## Your objective:
Return the records word for word. Any pictures in them are not part of the copy.

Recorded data
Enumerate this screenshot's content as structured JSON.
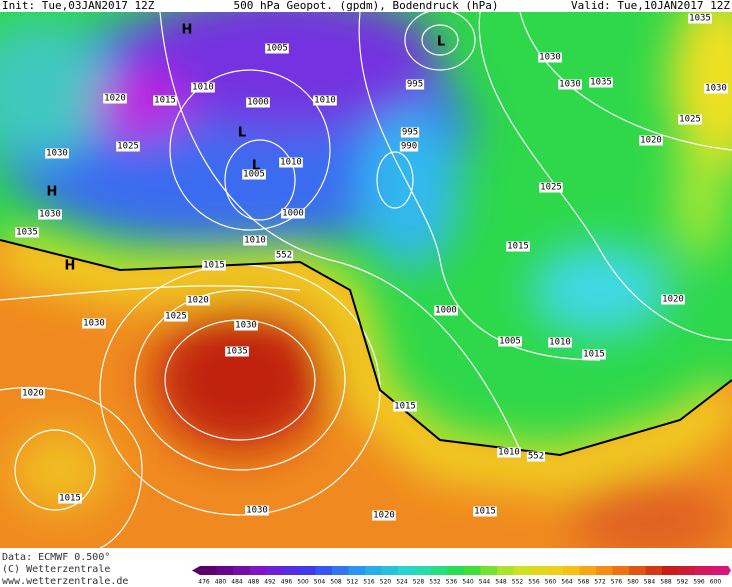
{
  "header": {
    "init": "Init: Tue,03JAN2017 12Z",
    "title": "500 hPa Geopot. (gpdm), Bodendruck (hPa)",
    "valid": "Valid: Tue,10JAN2017 12Z"
  },
  "map": {
    "isobar_labels": [
      "1005",
      "1020",
      "1015",
      "1010",
      "1000",
      "1010",
      "1025",
      "1030",
      "1010",
      "1005",
      "1000",
      "1030",
      "1035",
      "1010",
      "1015",
      "1020",
      "1025",
      "1030",
      "1030",
      "1035",
      "1020",
      "1015",
      "1030",
      "1020",
      "1015",
      "1015",
      "1010",
      "1005",
      "1010",
      "1015",
      "1000",
      "1015",
      "1020",
      "1025",
      "1020",
      "1025",
      "1030",
      "1030",
      "1035",
      "1030",
      "1035",
      "995",
      "995",
      "990"
    ],
    "contour_labels": [
      "552",
      "552"
    ],
    "pressure_systems": [
      "H",
      "L",
      "L",
      "H",
      "H",
      "L"
    ]
  },
  "footer": {
    "data": "Data: ECMWF  0.500°",
    "copyright": "(C) Wetterzentrale",
    "url": "www.wetterzentrale.de"
  },
  "colorbar": {
    "labels": [
      "476",
      "480",
      "484",
      "488",
      "492",
      "496",
      "500",
      "504",
      "508",
      "512",
      "516",
      "520",
      "524",
      "528",
      "532",
      "536",
      "540",
      "544",
      "548",
      "552",
      "556",
      "560",
      "564",
      "568",
      "572",
      "576",
      "580",
      "584",
      "588",
      "592",
      "596",
      "600"
    ]
  }
}
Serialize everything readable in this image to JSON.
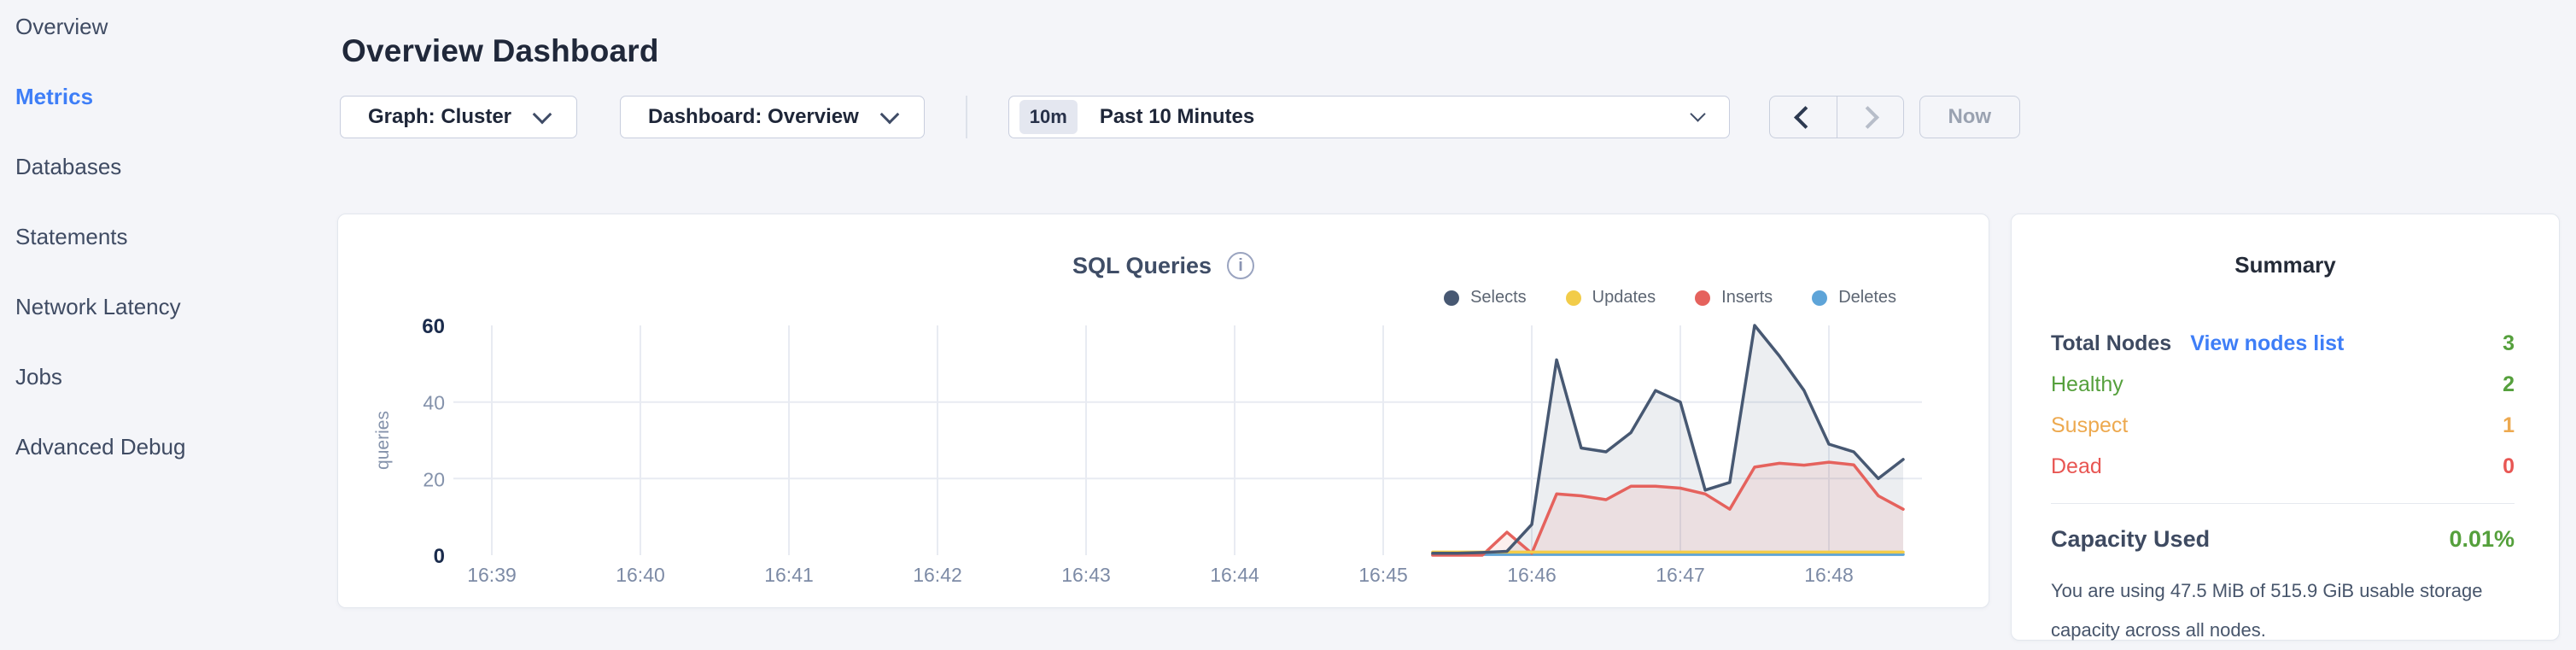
{
  "sidebar": {
    "items": [
      {
        "label": "Overview"
      },
      {
        "label": "Metrics"
      },
      {
        "label": "Databases"
      },
      {
        "label": "Statements"
      },
      {
        "label": "Network Latency"
      },
      {
        "label": "Jobs"
      },
      {
        "label": "Advanced Debug"
      }
    ],
    "active_item": "Metrics",
    "active_color": "#3e7ef7"
  },
  "header": {
    "title": "Overview Dashboard"
  },
  "toolbar": {
    "graph_dropdown": {
      "label": "Graph: Cluster"
    },
    "dashboard_dropdown": {
      "label": "Dashboard: Overview"
    },
    "time_range": {
      "badge": "10m",
      "label": "Past 10 Minutes"
    },
    "now_label": "Now"
  },
  "chart_data": {
    "type": "line",
    "title": "SQL Queries",
    "ylabel": "queries",
    "legend_position": "top-right",
    "grid": true,
    "x_tick_labels": [
      "16:39",
      "16:40",
      "16:41",
      "16:42",
      "16:43",
      "16:44",
      "16:45",
      "16:46",
      "16:47",
      "16:48"
    ],
    "x_tick_minutes": [
      0,
      1,
      2,
      3,
      4,
      5,
      6,
      7,
      8,
      9
    ],
    "x_unit": "minutes after 16:39, samples every 10s starting 16:45:20",
    "y_ticks": [
      0,
      20,
      40,
      60
    ],
    "y_grid": [
      20,
      40
    ],
    "ylim": [
      0,
      60
    ],
    "x_minutes": [
      6.333,
      6.5,
      6.667,
      6.833,
      7.0,
      7.167,
      7.333,
      7.5,
      7.667,
      7.833,
      8.0,
      8.167,
      8.333,
      8.5,
      8.667,
      8.833,
      9.0,
      9.167,
      9.333,
      9.5
    ],
    "series": [
      {
        "name": "Selects",
        "color": "#475872",
        "fill": "rgba(71,88,114,0.10)",
        "values": [
          0.5,
          0.5,
          0.7,
          1,
          8,
          51,
          28,
          27,
          32,
          43,
          40,
          17,
          19,
          60,
          52,
          43,
          29,
          27,
          20,
          25
        ]
      },
      {
        "name": "Updates",
        "color": "#f2cc49",
        "fill": null,
        "values": [
          0.8,
          0.8,
          0.8,
          0.8,
          0.8,
          0.8,
          0.8,
          0.8,
          0.8,
          0.8,
          0.8,
          0.8,
          0.8,
          0.8,
          0.8,
          0.8,
          0.8,
          0.8,
          0.8,
          0.8
        ]
      },
      {
        "name": "Inserts",
        "color": "#e5625d",
        "fill": "rgba(229,98,93,0.10)",
        "values": [
          0,
          0,
          0,
          6,
          0.5,
          16,
          15.5,
          14.5,
          18,
          18,
          17.5,
          16,
          12,
          23,
          24,
          23.5,
          24.3,
          23.6,
          15.5,
          12
        ]
      },
      {
        "name": "Deletes",
        "color": "#5ea4d8",
        "fill": null,
        "values": [
          0.2,
          0.2,
          0.2,
          0.2,
          0.2,
          0.2,
          0.2,
          0.2,
          0.2,
          0.2,
          0.2,
          0.2,
          0.2,
          0.2,
          0.2,
          0.2,
          0.2,
          0.2,
          0.2,
          0.2
        ]
      }
    ]
  },
  "summary": {
    "title": "Summary",
    "rows": [
      {
        "label": "Total Nodes",
        "link": "View nodes list",
        "value": "3",
        "label_color": "#3e4a61",
        "value_color": "#55a03c"
      },
      {
        "label": "Healthy",
        "value": "2",
        "label_color": "#55a03c",
        "value_color": "#55a03c"
      },
      {
        "label": "Suspect",
        "value": "1",
        "label_color": "#eda94f",
        "value_color": "#eda94f"
      },
      {
        "label": "Dead",
        "value": "0",
        "label_color": "#e85653",
        "value_color": "#e85653"
      }
    ],
    "capacity": {
      "label": "Capacity Used",
      "value": "0.01%",
      "value_color": "#55a03c",
      "description": "You are using 47.5 MiB of 515.9 GiB usable storage capacity across all nodes."
    },
    "link_color": "#3e7ef7"
  }
}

## Expected answer:
Enumerate this screenshot's content as structured JSON.
{
  "header": {
    "init": "Init: Tue,03JAN2017 12Z",
    "title": "500 hPa Geopot. (gpdm), Bodendruck (hPa)",
    "valid": "Valid: Tue,10JAN2017 12Z"
  },
  "map": {
    "isobar_labels": [
      "1005",
      "1020",
      "1015",
      "1010",
      "1000",
      "1010",
      "1025",
      "1030",
      "1010",
      "1005",
      "1000",
      "1030",
      "1035",
      "1010",
      "1015",
      "1020",
      "1025",
      "1030",
      "1030",
      "1035",
      "1020",
      "1015",
      "1030",
      "1020",
      "1015",
      "1015",
      "1010",
      "1005",
      "1010",
      "1015",
      "1000",
      "1015",
      "1020",
      "1025",
      "1020",
      "1025",
      "1030",
      "1030",
      "1035",
      "1030",
      "1035",
      "995",
      "995",
      "990"
    ],
    "contour_labels": [
      "552",
      "552"
    ],
    "pressure_systems": [
      "H",
      "L",
      "L",
      "H",
      "H",
      "L"
    ]
  },
  "footer": {
    "data": "Data: ECMWF  0.500°",
    "copyright": "(C) Wetterzentrale",
    "url": "www.wetterzentrale.de"
  },
  "colorbar": {
    "labels": [
      "476",
      "480",
      "484",
      "488",
      "492",
      "496",
      "500",
      "504",
      "508",
      "512",
      "516",
      "520",
      "524",
      "528",
      "532",
      "536",
      "540",
      "544",
      "548",
      "552",
      "556",
      "560",
      "564",
      "568",
      "572",
      "576",
      "580",
      "584",
      "588",
      "592",
      "596",
      "600"
    ]
  }
}
Serialize everything readable in this image to JSON.
{
  "sidebar": {
    "items": [
      {
        "label": "Overview"
      },
      {
        "label": "Metrics"
      },
      {
        "label": "Databases"
      },
      {
        "label": "Statements"
      },
      {
        "label": "Network Latency"
      },
      {
        "label": "Jobs"
      },
      {
        "label": "Advanced Debug"
      }
    ],
    "active_item": "Metrics",
    "active_color": "#3e7ef7"
  },
  "header": {
    "title": "Overview Dashboard"
  },
  "toolbar": {
    "graph_dropdown": {
      "label": "Graph: Cluster"
    },
    "dashboard_dropdown": {
      "label": "Dashboard: Overview"
    },
    "time_range": {
      "badge": "10m",
      "label": "Past 10 Minutes"
    },
    "now_label": "Now"
  },
  "chart_data": {
    "type": "line",
    "title": "SQL Queries",
    "ylabel": "queries",
    "legend_position": "top-right",
    "grid": true,
    "x_tick_labels": [
      "16:39",
      "16:40",
      "16:41",
      "16:42",
      "16:43",
      "16:44",
      "16:45",
      "16:46",
      "16:47",
      "16:48"
    ],
    "x_tick_minutes": [
      0,
      1,
      2,
      3,
      4,
      5,
      6,
      7,
      8,
      9
    ],
    "x_unit": "minutes after 16:39, samples every 10s starting 16:45:20",
    "y_ticks": [
      0,
      20,
      40,
      60
    ],
    "y_grid": [
      20,
      40
    ],
    "ylim": [
      0,
      60
    ],
    "x_minutes": [
      6.333,
      6.5,
      6.667,
      6.833,
      7.0,
      7.167,
      7.333,
      7.5,
      7.667,
      7.833,
      8.0,
      8.167,
      8.333,
      8.5,
      8.667,
      8.833,
      9.0,
      9.167,
      9.333,
      9.5
    ],
    "series": [
      {
        "name": "Selects",
        "color": "#475872",
        "fill": "rgba(71,88,114,0.10)",
        "values": [
          0.5,
          0.5,
          0.7,
          1,
          8,
          51,
          28,
          27,
          32,
          43,
          40,
          17,
          19,
          60,
          52,
          43,
          29,
          27,
          20,
          25
        ]
      },
      {
        "name": "Updates",
        "color": "#f2cc49",
        "fill": null,
        "values": [
          0.8,
          0.8,
          0.8,
          0.8,
          0.8,
          0.8,
          0.8,
          0.8,
          0.8,
          0.8,
          0.8,
          0.8,
          0.8,
          0.8,
          0.8,
          0.8,
          0.8,
          0.8,
          0.8,
          0.8
        ]
      },
      {
        "name": "Inserts",
        "color": "#e5625d",
        "fill": "rgba(229,98,93,0.10)",
        "values": [
          0,
          0,
          0,
          6,
          0.5,
          16,
          15.5,
          14.5,
          18,
          18,
          17.5,
          16,
          12,
          23,
          24,
          23.5,
          24.3,
          23.6,
          15.5,
          12
        ]
      },
      {
        "name": "Deletes",
        "color": "#5ea4d8",
        "fill": null,
        "values": [
          0.2,
          0.2,
          0.2,
          0.2,
          0.2,
          0.2,
          0.2,
          0.2,
          0.2,
          0.2,
          0.2,
          0.2,
          0.2,
          0.2,
          0.2,
          0.2,
          0.2,
          0.2,
          0.2,
          0.2
        ]
      }
    ]
  },
  "summary": {
    "title": "Summary",
    "rows": [
      {
        "label": "Total Nodes",
        "link": "View nodes list",
        "value": "3",
        "label_color": "#3e4a61",
        "value_color": "#55a03c"
      },
      {
        "label": "Healthy",
        "value": "2",
        "label_color": "#55a03c",
        "value_color": "#55a03c"
      },
      {
        "label": "Suspect",
        "value": "1",
        "label_color": "#eda94f",
        "value_color": "#eda94f"
      },
      {
        "label": "Dead",
        "value": "0",
        "label_color": "#e85653",
        "value_color": "#e85653"
      }
    ],
    "capacity": {
      "label": "Capacity Used",
      "value": "0.01%",
      "value_color": "#55a03c",
      "description": "You are using 47.5 MiB of 515.9 GiB usable storage capacity across all nodes."
    },
    "link_color": "#3e7ef7"
  }
}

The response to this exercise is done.